Stored data:
======
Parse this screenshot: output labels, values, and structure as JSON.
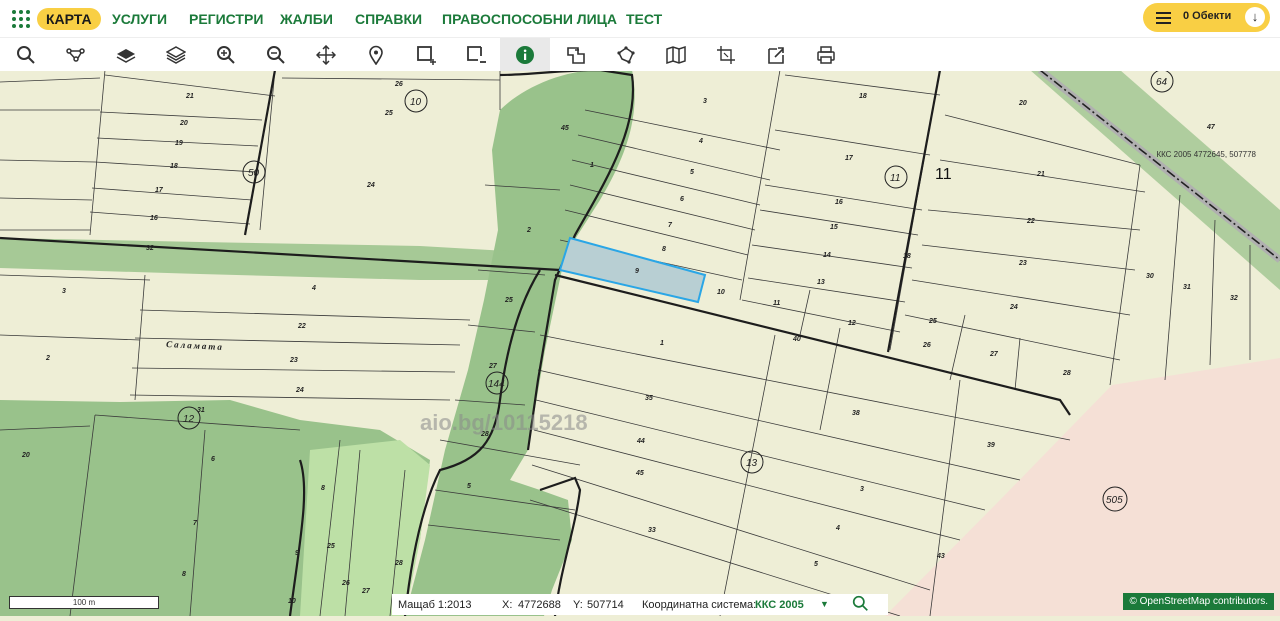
{
  "nav": {
    "items": [
      "КАРТА",
      "УСЛУГИ",
      "РЕГИСТРИ",
      "ЖАЛБИ",
      "СПРАВКИ",
      "ПРАВОСПОСОБНИ ЛИЦА",
      "ТЕСТ"
    ],
    "objects_label": "0 Обекти",
    "objects_icon": "menu-icon",
    "download_icon": "arrow-down-icon"
  },
  "toolbar": {
    "tools": [
      "search-icon",
      "node-route-icon",
      "layers-icon",
      "layer-stack-icon",
      "zoom-in-icon",
      "zoom-out-icon",
      "pan-move-icon",
      "location-pin-icon",
      "rectangle-select-icon",
      "rectangle-deselect-icon",
      "info-icon",
      "map-document-icon",
      "polygon-icon",
      "map-fold-icon",
      "crop-icon",
      "export-icon",
      "print-icon"
    ],
    "active_tool": "info-icon"
  },
  "map": {
    "coordinate_readout": "ККС 2005 4772645, 507778",
    "watermark": "aio.bg/10115218",
    "region_label": "Саламата",
    "large_number": "11",
    "circled_labels": [
      "10",
      "50",
      "64",
      "11",
      "144",
      "12",
      "13",
      "505"
    ],
    "parcel_labels": [
      "26",
      "21",
      "20",
      "19",
      "18",
      "17",
      "16",
      "32",
      "24",
      "25",
      "3",
      "2",
      "22",
      "23",
      "24",
      "45",
      "1",
      "2",
      "25",
      "27",
      "28",
      "5",
      "3",
      "4",
      "5",
      "6",
      "7",
      "8",
      "9",
      "10",
      "11",
      "12",
      "13",
      "14",
      "15",
      "16",
      "17",
      "18",
      "20",
      "47",
      "21",
      "22",
      "23",
      "24",
      "25",
      "26",
      "27",
      "28",
      "30",
      "31",
      "32",
      "1",
      "35",
      "44",
      "45",
      "33",
      "40",
      "38",
      "39",
      "3",
      "4",
      "5",
      "43",
      "31",
      "6",
      "7",
      "8",
      "9",
      "8",
      "25",
      "26",
      "27",
      "28",
      "20",
      "10"
    ],
    "colors": {
      "parcel_fill": "#eeeed6",
      "forest_fill": "#99c28b",
      "light_forest_fill": "#bde0a6",
      "pink_zone": "#f5e0d6",
      "selected_parcel_stroke": "#2aa6e6",
      "selected_parcel_fill": "#b8cfd3"
    }
  },
  "scale": {
    "label": "100 m"
  },
  "status": {
    "scale_label": "Мащаб 1:",
    "scale_value": "2013",
    "x_label": "X:",
    "x_value": "4772688",
    "y_label": "Y:",
    "y_value": "507714",
    "crs_label": "Координатна система:",
    "crs_value": "ККС 2005",
    "crs_caret": "▼",
    "search_icon": "search-icon"
  },
  "attribution": "© OpenStreetMap contributors."
}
======
Goal of the exercise: Every entry should be returned exactly as written, minus the pictures.

Solution for this task:
Parse this screenshot: output labels, values, and structure as JSON.
{
  "nav": {
    "items": [
      "КАРТА",
      "УСЛУГИ",
      "РЕГИСТРИ",
      "ЖАЛБИ",
      "СПРАВКИ",
      "ПРАВОСПОСОБНИ ЛИЦА",
      "ТЕСТ"
    ],
    "objects_label": "0 Обекти",
    "objects_icon": "menu-icon",
    "download_icon": "arrow-down-icon"
  },
  "toolbar": {
    "tools": [
      "search-icon",
      "node-route-icon",
      "layers-icon",
      "layer-stack-icon",
      "zoom-in-icon",
      "zoom-out-icon",
      "pan-move-icon",
      "location-pin-icon",
      "rectangle-select-icon",
      "rectangle-deselect-icon",
      "info-icon",
      "map-document-icon",
      "polygon-icon",
      "map-fold-icon",
      "crop-icon",
      "export-icon",
      "print-icon"
    ],
    "active_tool": "info-icon"
  },
  "map": {
    "coordinate_readout": "ККС 2005 4772645, 507778",
    "watermark": "aio.bg/10115218",
    "region_label": "Саламата",
    "large_number": "11",
    "circled_labels": [
      "10",
      "50",
      "64",
      "11",
      "144",
      "12",
      "13",
      "505"
    ],
    "parcel_labels": [
      "26",
      "21",
      "20",
      "19",
      "18",
      "17",
      "16",
      "32",
      "24",
      "25",
      "3",
      "2",
      "22",
      "23",
      "24",
      "45",
      "1",
      "2",
      "25",
      "27",
      "28",
      "5",
      "3",
      "4",
      "5",
      "6",
      "7",
      "8",
      "9",
      "10",
      "11",
      "12",
      "13",
      "14",
      "15",
      "16",
      "17",
      "18",
      "20",
      "47",
      "21",
      "22",
      "23",
      "24",
      "25",
      "26",
      "27",
      "28",
      "30",
      "31",
      "32",
      "1",
      "35",
      "44",
      "45",
      "33",
      "40",
      "38",
      "39",
      "3",
      "4",
      "5",
      "43",
      "31",
      "6",
      "7",
      "8",
      "9",
      "8",
      "25",
      "26",
      "27",
      "28",
      "20",
      "10"
    ],
    "colors": {
      "parcel_fill": "#eeeed6",
      "forest_fill": "#99c28b",
      "light_forest_fill": "#bde0a6",
      "pink_zone": "#f5e0d6",
      "selected_parcel_stroke": "#2aa6e6",
      "selected_parcel_fill": "#b8cfd3"
    }
  },
  "scale": {
    "label": "100 m"
  },
  "status": {
    "scale_label": "Мащаб 1:",
    "scale_value": "2013",
    "x_label": "X:",
    "x_value": "4772688",
    "y_label": "Y:",
    "y_value": "507714",
    "crs_label": "Координатна система:",
    "crs_value": "ККС 2005",
    "crs_caret": "▼",
    "search_icon": "search-icon"
  },
  "attribution": "© OpenStreetMap contributors."
}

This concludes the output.